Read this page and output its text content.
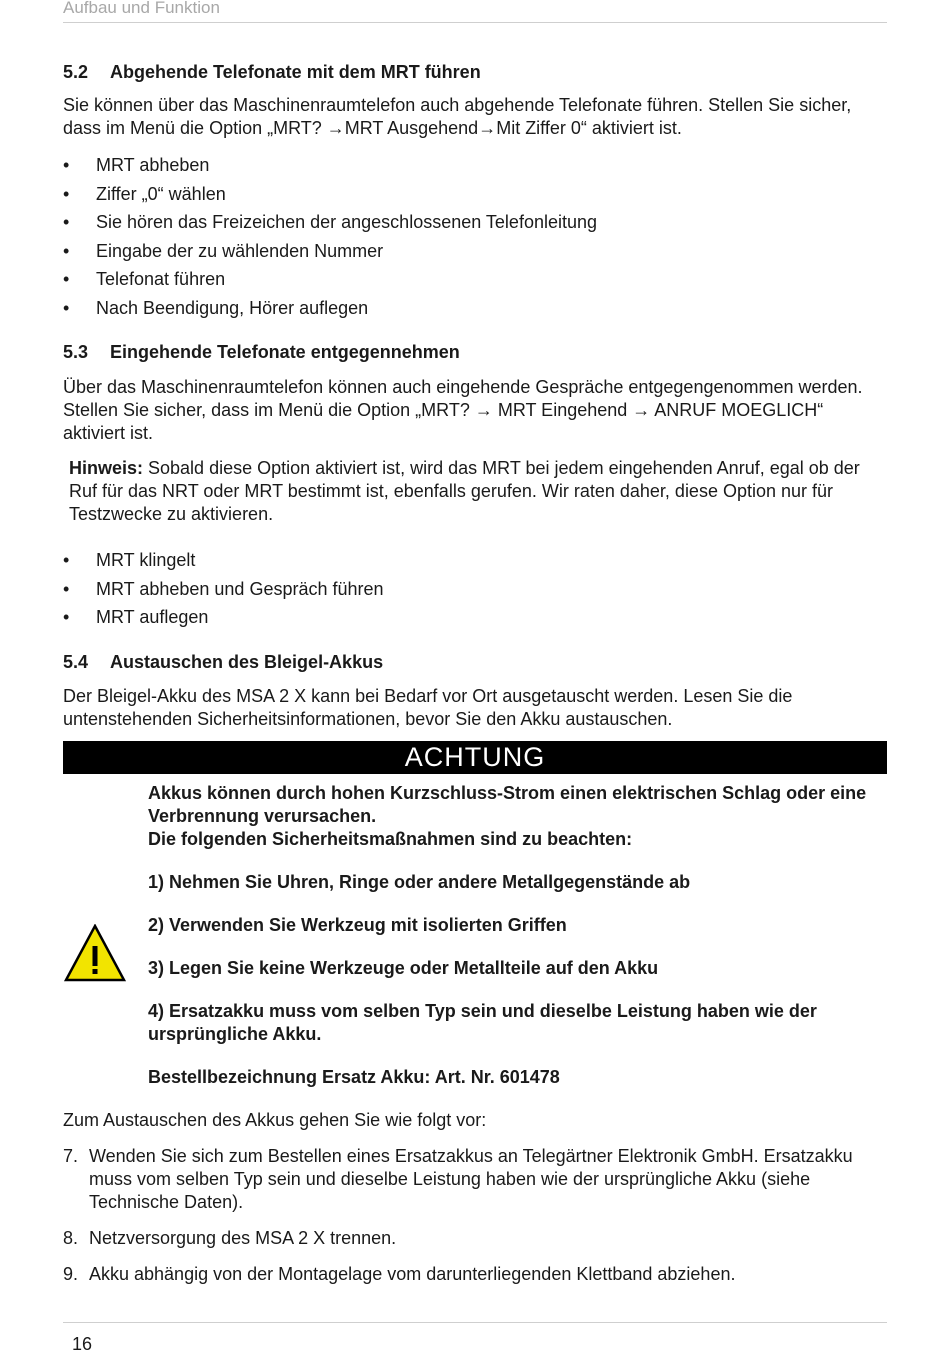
Aufbau und Funktion
5.2 Abgehende Telefonate mit dem MRT führen

Sie können über das Maschinenraumtelefon auch abgehende Telefonate führen. Stellen Sie sicher, dass im Menü die Option „MRT? →MRT Ausgehend→Mit Ziffer 0“ aktiviert ist.

• MRT abheben
• Ziffer „0“ wählen
• Sie hören das Freizeichen der angeschlossenen Telefonleitung
• Eingabe der zu wählenden Nummer
• Telefonat führen
• Nach Beendigung, Hörer auflegen
5.3 Eingehende Telefonate entgegennehmen

Über das Maschinenraumtelefon können auch eingehende Gespräche entgegengenommen werden. Stellen Sie sicher, dass im Menü die Option „MRT? → MRT Eingehend → ANRUF MOEGLICH“ aktiviert ist.

Hinweis: Sobald diese Option aktiviert ist, wird das MRT bei jedem eingehenden Anruf, egal ob der Ruf für das NRT oder MRT bestimmt ist, ebenfalls gerufen. Wir raten daher, diese Option nur für Testzwecke zu aktivieren.

• MRT klingelt
• MRT abheben und Gespräch führen
• MRT auflegen
5.4 Austauschen des Bleigel-Akkus

Der Bleigel-Akku des MSA 2 X kann bei Bedarf vor Ort ausgetauscht werden. Lesen Sie die untenstehenden Sicherheitsinformationen, bevor Sie den Akku austauschen.

ACHTUNG

Akkus können durch hohen Kurzschluss-Strom einen elektrischen Schlag oder eine Verbrennung verursachen.

Die folgenden Sicherheitsmaßnahmen sind zu beachten:

1) Nehmen Sie Uhren, Ringe oder andere Metallgegenstände ab

2) Verwenden Sie Werkzeug mit isolierten Griffen

3) Legen Sie keine Werkzeuge oder Metallteile auf den Akku

4) Ersatzakku muss vom selben Typ sein und dieselbe Leistung haben wie der ursprüngliche Akku.

Bestellbezeichnung Ersatz Akku: Art. Nr. 601478

Zum Austauschen des Akkus gehen Sie wie folgt vor:

7. Wenden Sie sich zum Bestellen eines Ersatzakkus an Telegärtner Elektronik GmbH. Ersatzakku muss vom selben Typ sein und dieselbe Leistung haben wie der ursprüngliche Akku (siehe Technische Daten).
8. Netzversorgung des MSA 2 X trennen.
9. Akku abhängig von der Montagelage vom darunterliegenden Klettband abziehen.
16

● ● ● ● ● ● ●

Match on "dass" and report each line of the data above that has it.

REPLY ->
Sie können über das Maschinenraumtelefon auch abgehende Telefonate führen. Stellen Sie sicher, dass im Menü die Option „MRT? →MRT Ausgehend→Mit Ziffer 0“ aktiviert ist.
Über das Maschinenraumtelefon können auch eingehende Gespräche entgegengenommen werden. Stellen Sie sicher, dass im Menü die Option „MRT? → MRT Eingehend → ANRUF MOEGLICH“ aktiviert ist.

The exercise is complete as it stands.